Only the number is wanted: how many lines in the data contain "object"?

Collected data entries:
###
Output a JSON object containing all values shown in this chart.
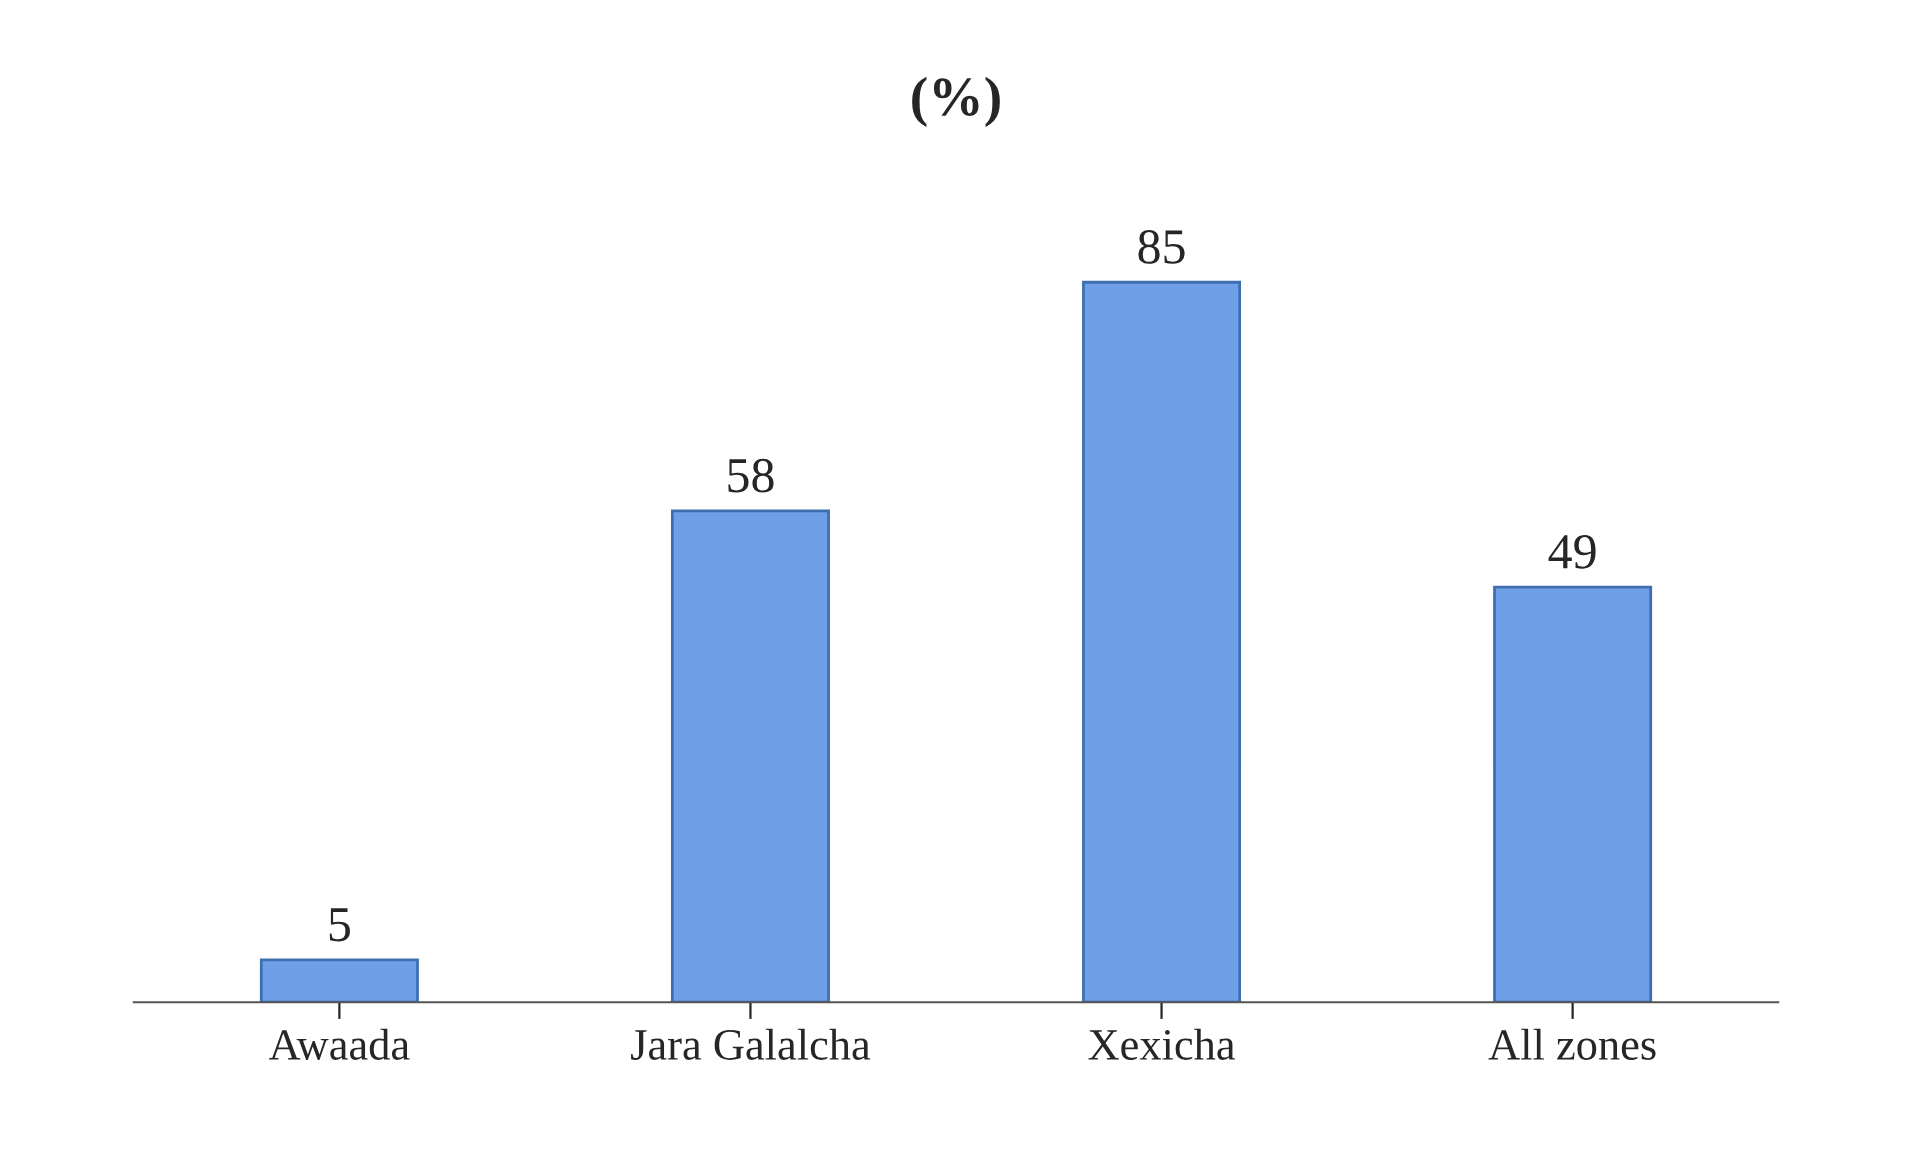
{
  "chart_data": {
    "type": "bar",
    "title": "(%)",
    "categories": [
      "Awaada",
      "Jara Galalcha",
      "Xexicha",
      "All zones"
    ],
    "values": [
      5,
      58,
      85,
      49
    ],
    "color": "#6f9fe6",
    "data_labels": true,
    "tick_labels": "x",
    "grid": false
  }
}
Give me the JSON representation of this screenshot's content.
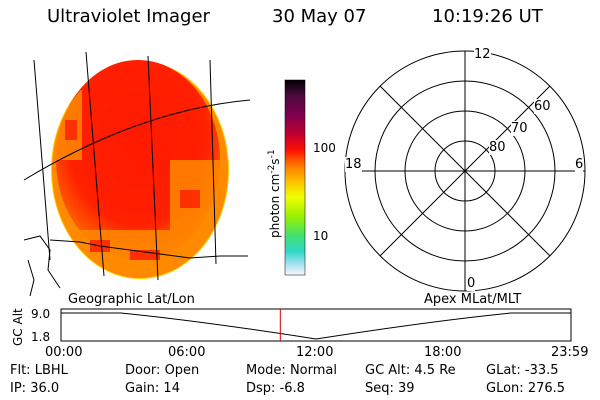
{
  "header": {
    "instrument": "Ultraviolet Imager",
    "date": "30 May 07",
    "time": "10:19:26 UT"
  },
  "colorbar": {
    "unit_label": "photon cm-2s-1",
    "unit_main": "photon cm",
    "unit_exp1": "-2",
    "unit_s": "s",
    "unit_exp2": "-1",
    "ticks": [
      "100",
      "10"
    ],
    "colors": [
      "#000000",
      "#4a0a3c",
      "#7a0050",
      "#a00040",
      "#c80030",
      "#e80010",
      "#ff3000",
      "#ff8a00",
      "#ffc000",
      "#f0ff00",
      "#a8f000",
      "#40e070",
      "#30d8c8",
      "#a0e0f0",
      "#f0f0f0"
    ]
  },
  "polar_plot": {
    "mlt_labels": {
      "top": "12",
      "left": "18",
      "right": "6",
      "bottom": "0"
    },
    "lat_labels": [
      "60",
      "70",
      "80"
    ]
  },
  "image": {
    "dominant_color": "#f82000",
    "edge_color": "#ff8000"
  },
  "altitude_strip": {
    "left_title": "Geographic Lat/Lon",
    "right_title": "Apex MLat/MLT",
    "ylabel": "GC Alt",
    "y_ticks": [
      "9.0",
      "1.8"
    ],
    "x_ticks": [
      "00:00",
      "06:00",
      "12:00",
      "18:00",
      "23:59"
    ],
    "marker_time_hours": 10.32,
    "marker_color": "#d00000"
  },
  "footer": {
    "rows": [
      [
        {
          "key": "Flt:",
          "val": "LBHL"
        },
        {
          "key": "Door:",
          "val": "Open"
        },
        {
          "key": "Mode:",
          "val": "Normal"
        },
        {
          "key": "GC Alt:",
          "val": "4.5 Re"
        },
        {
          "key": "GLat:",
          "val": "-33.5"
        }
      ],
      [
        {
          "key": "IP:",
          "val": "36.0"
        },
        {
          "key": "Gain:",
          "val": "14"
        },
        {
          "key": "Dsp:",
          "val": "-6.8"
        },
        {
          "key": "Seq:",
          "val": "39"
        },
        {
          "key": "GLon:",
          "val": "276.5"
        }
      ]
    ]
  }
}
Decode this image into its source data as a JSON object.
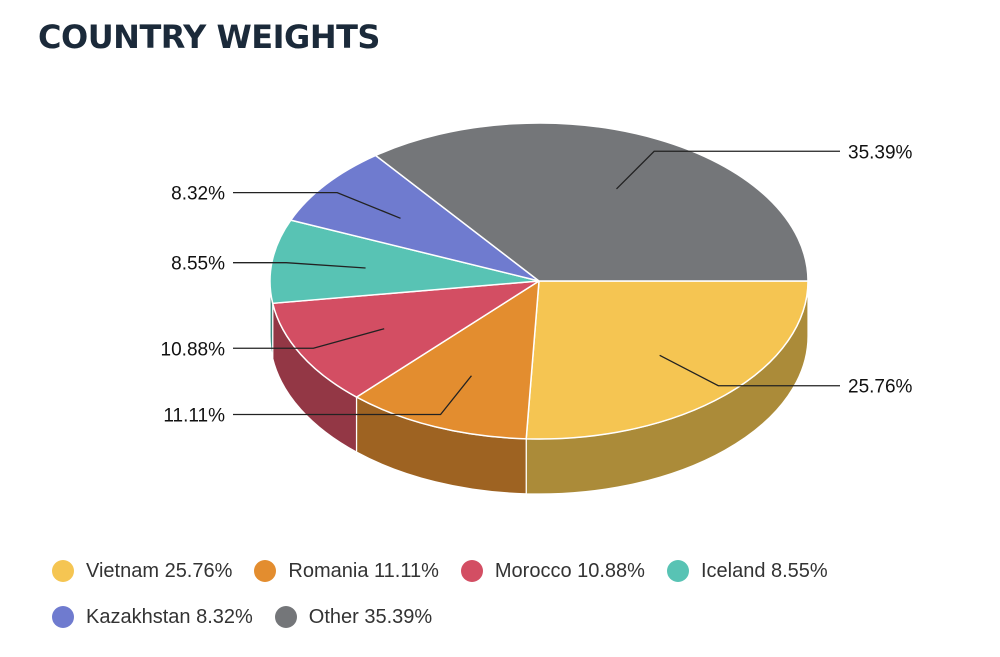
{
  "title": "COUNTRY WEIGHTS",
  "chart_data": {
    "type": "pie",
    "style": "3d",
    "title": "COUNTRY WEIGHTS",
    "unit": "%",
    "legend_position": "bottom",
    "slices": [
      {
        "label": "Vietnam",
        "value": 25.76,
        "display": "25.76%",
        "legend": "Vietnam 25.76%",
        "color": "#f5c552",
        "side_color": "#ab8b39"
      },
      {
        "label": "Romania",
        "value": 11.11,
        "display": "11.11%",
        "legend": "Romania 11.11%",
        "color": "#e38d2f",
        "side_color": "#9e6322"
      },
      {
        "label": "Morocco",
        "value": 10.88,
        "display": "10.88%",
        "legend": "Morocco 10.88%",
        "color": "#d34e63",
        "side_color": "#933745"
      },
      {
        "label": "Iceland",
        "value": 8.55,
        "display": "8.55%",
        "legend": "Iceland 8.55%",
        "color": "#58c3b4",
        "side_color": "#3e897e"
      },
      {
        "label": "Kazakhstan",
        "value": 8.32,
        "display": "8.32%",
        "legend": "Kazakhstan 8.32%",
        "color": "#6f7bcf",
        "side_color": "#4e5691"
      },
      {
        "label": "Other",
        "value": 35.39,
        "display": "35.39%",
        "legend": "Other 35.39%",
        "color": "#747679",
        "side_color": "#525355"
      }
    ]
  }
}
###
## FULL RESPONSE
2